[Problem description] The answer is one number: how many lines in the data below hold "name".

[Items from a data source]

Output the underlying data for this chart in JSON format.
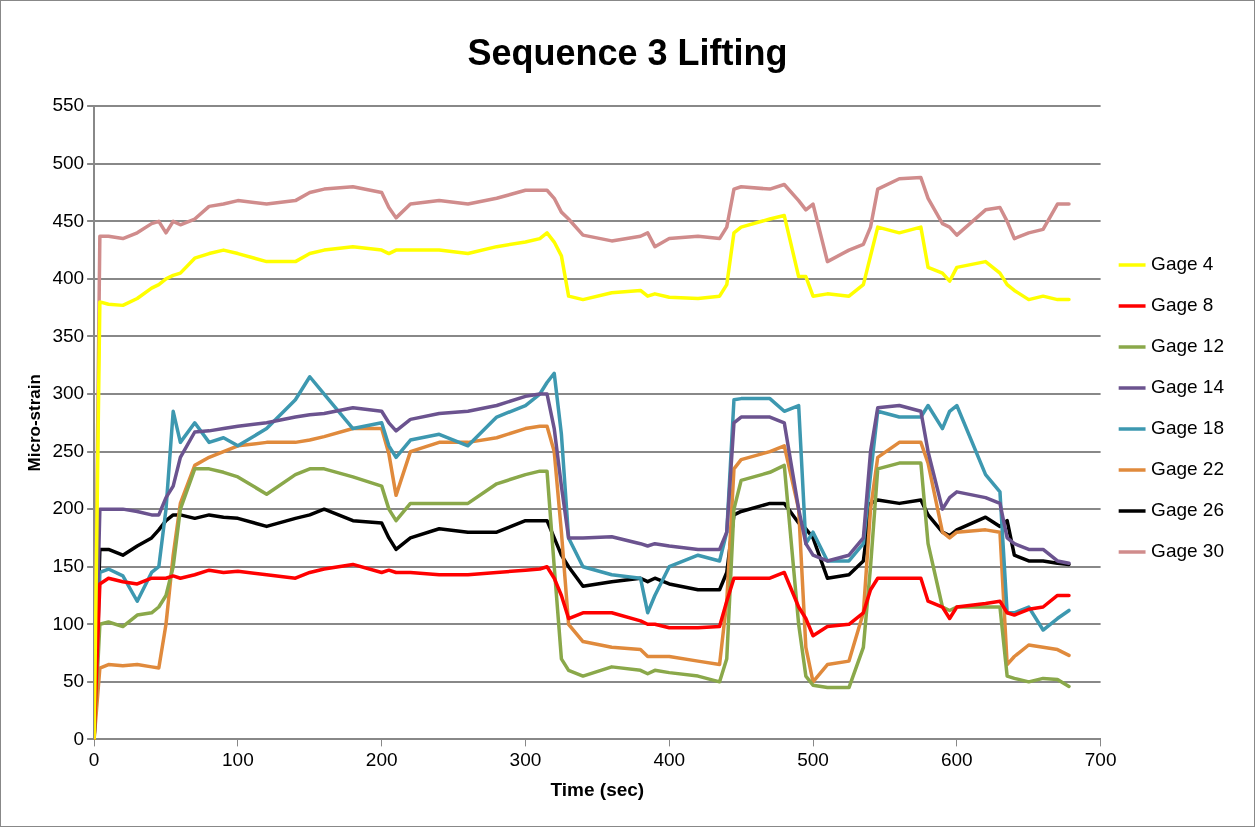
{
  "chart_data": {
    "type": "line",
    "title": "Sequence 3 Lifting",
    "xlabel": "Time (sec)",
    "ylabel": "Micro-strain",
    "x": [
      0,
      4,
      10,
      20,
      30,
      40,
      45,
      50,
      55,
      60,
      70,
      80,
      90,
      100,
      120,
      140,
      150,
      160,
      180,
      200,
      205,
      210,
      220,
      240,
      260,
      280,
      300,
      310,
      315,
      320,
      325,
      330,
      340,
      360,
      380,
      385,
      390,
      400,
      420,
      435,
      440,
      445,
      450,
      470,
      480,
      490,
      495,
      500,
      510,
      525,
      535,
      540,
      545,
      560,
      575,
      580,
      590,
      595,
      600,
      620,
      630,
      635,
      640,
      650,
      660,
      670,
      678
    ],
    "xlim": [
      0,
      700
    ],
    "xticks": [
      0,
      100,
      200,
      300,
      400,
      500,
      600,
      700
    ],
    "ylim": [
      0,
      550
    ],
    "yticks": [
      0,
      50,
      100,
      150,
      200,
      250,
      300,
      350,
      400,
      450,
      500,
      550
    ],
    "grid": "y",
    "legend": "right",
    "marker": "none",
    "line_style": "solid",
    "series": [
      {
        "name": "Gage 4",
        "color": "#ffff00",
        "values": [
          0,
          380,
          378,
          377,
          383,
          392,
          395,
          400,
          403,
          405,
          418,
          422,
          425,
          422,
          415,
          415,
          422,
          425,
          428,
          425,
          422,
          425,
          425,
          425,
          422,
          428,
          432,
          435,
          440,
          432,
          420,
          385,
          382,
          388,
          390,
          385,
          387,
          384,
          383,
          385,
          395,
          440,
          445,
          452,
          455,
          402,
          402,
          385,
          387,
          385,
          395,
          420,
          445,
          440,
          445,
          410,
          405,
          398,
          410,
          415,
          405,
          395,
          390,
          382,
          385,
          382,
          382
        ]
      },
      {
        "name": "Gage 8",
        "color": "#ff0000",
        "values": [
          0,
          135,
          140,
          137,
          135,
          140,
          140,
          140,
          142,
          140,
          143,
          147,
          145,
          146,
          143,
          140,
          145,
          148,
          152,
          145,
          147,
          145,
          145,
          143,
          143,
          145,
          147,
          148,
          150,
          140,
          125,
          105,
          110,
          110,
          103,
          100,
          100,
          97,
          97,
          98,
          120,
          140,
          140,
          140,
          145,
          115,
          105,
          90,
          98,
          100,
          110,
          130,
          140,
          140,
          140,
          120,
          115,
          105,
          115,
          118,
          120,
          110,
          108,
          113,
          115,
          125,
          125
        ]
      },
      {
        "name": "Gage 12",
        "color": "#8aa84a",
        "values": [
          0,
          100,
          102,
          98,
          108,
          110,
          115,
          125,
          150,
          200,
          235,
          235,
          232,
          228,
          213,
          230,
          235,
          235,
          228,
          220,
          200,
          190,
          205,
          205,
          205,
          222,
          230,
          233,
          233,
          150,
          70,
          60,
          55,
          63,
          60,
          57,
          60,
          58,
          55,
          50,
          70,
          200,
          225,
          232,
          238,
          100,
          55,
          47,
          45,
          45,
          80,
          150,
          235,
          240,
          240,
          170,
          115,
          112,
          115,
          115,
          115,
          55,
          53,
          50,
          53,
          52,
          46
        ]
      },
      {
        "name": "Gage 14",
        "color": "#6b538f",
        "values": [
          0,
          200,
          200,
          200,
          198,
          195,
          195,
          210,
          220,
          245,
          267,
          268,
          270,
          272,
          275,
          280,
          282,
          283,
          288,
          285,
          275,
          268,
          278,
          283,
          285,
          290,
          298,
          300,
          300,
          270,
          220,
          175,
          175,
          176,
          170,
          168,
          170,
          168,
          165,
          165,
          180,
          275,
          280,
          280,
          275,
          200,
          170,
          160,
          155,
          160,
          175,
          250,
          288,
          290,
          285,
          250,
          200,
          210,
          215,
          210,
          205,
          175,
          170,
          165,
          165,
          155,
          153
        ]
      },
      {
        "name": "Gage 18",
        "color": "#3d98b0",
        "values": [
          0,
          145,
          148,
          142,
          120,
          145,
          150,
          200,
          285,
          258,
          275,
          258,
          262,
          255,
          270,
          295,
          315,
          300,
          270,
          275,
          255,
          245,
          260,
          265,
          255,
          280,
          290,
          300,
          310,
          318,
          265,
          175,
          150,
          143,
          140,
          110,
          125,
          150,
          160,
          155,
          180,
          295,
          296,
          296,
          285,
          290,
          170,
          180,
          155,
          155,
          170,
          230,
          285,
          280,
          280,
          290,
          270,
          285,
          290,
          230,
          215,
          110,
          110,
          115,
          95,
          105,
          112
        ]
      },
      {
        "name": "Gage 22",
        "color": "#e08a3c",
        "values": [
          0,
          62,
          65,
          64,
          65,
          63,
          62,
          100,
          160,
          205,
          238,
          245,
          250,
          255,
          258,
          258,
          260,
          263,
          270,
          270,
          248,
          212,
          250,
          258,
          258,
          262,
          270,
          272,
          272,
          250,
          180,
          100,
          85,
          80,
          78,
          72,
          72,
          72,
          68,
          65,
          120,
          235,
          243,
          250,
          255,
          200,
          80,
          50,
          65,
          68,
          110,
          200,
          245,
          258,
          258,
          240,
          180,
          175,
          180,
          182,
          180,
          65,
          72,
          82,
          80,
          78,
          73
        ]
      },
      {
        "name": "Gage 26",
        "color": "#000000",
        "values": [
          0,
          165,
          165,
          160,
          168,
          175,
          182,
          190,
          195,
          195,
          192,
          195,
          193,
          192,
          185,
          192,
          195,
          200,
          190,
          188,
          175,
          165,
          175,
          183,
          180,
          180,
          190,
          190,
          190,
          175,
          160,
          150,
          133,
          137,
          140,
          137,
          140,
          135,
          130,
          130,
          145,
          195,
          198,
          205,
          205,
          188,
          183,
          175,
          140,
          143,
          155,
          205,
          208,
          205,
          208,
          195,
          180,
          177,
          182,
          193,
          185,
          190,
          160,
          155,
          155,
          153,
          152
        ]
      },
      {
        "name": "Gage 30",
        "color": "#d08c8c",
        "values": [
          0,
          437,
          437,
          435,
          440,
          448,
          450,
          440,
          450,
          447,
          452,
          463,
          465,
          468,
          465,
          468,
          475,
          478,
          480,
          475,
          462,
          453,
          465,
          468,
          465,
          470,
          477,
          477,
          477,
          470,
          458,
          452,
          438,
          433,
          437,
          440,
          428,
          435,
          437,
          435,
          445,
          478,
          480,
          478,
          482,
          468,
          460,
          465,
          415,
          425,
          430,
          445,
          478,
          487,
          488,
          470,
          448,
          445,
          438,
          460,
          462,
          450,
          435,
          440,
          443,
          465,
          465
        ]
      }
    ]
  }
}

[Output for this task] 8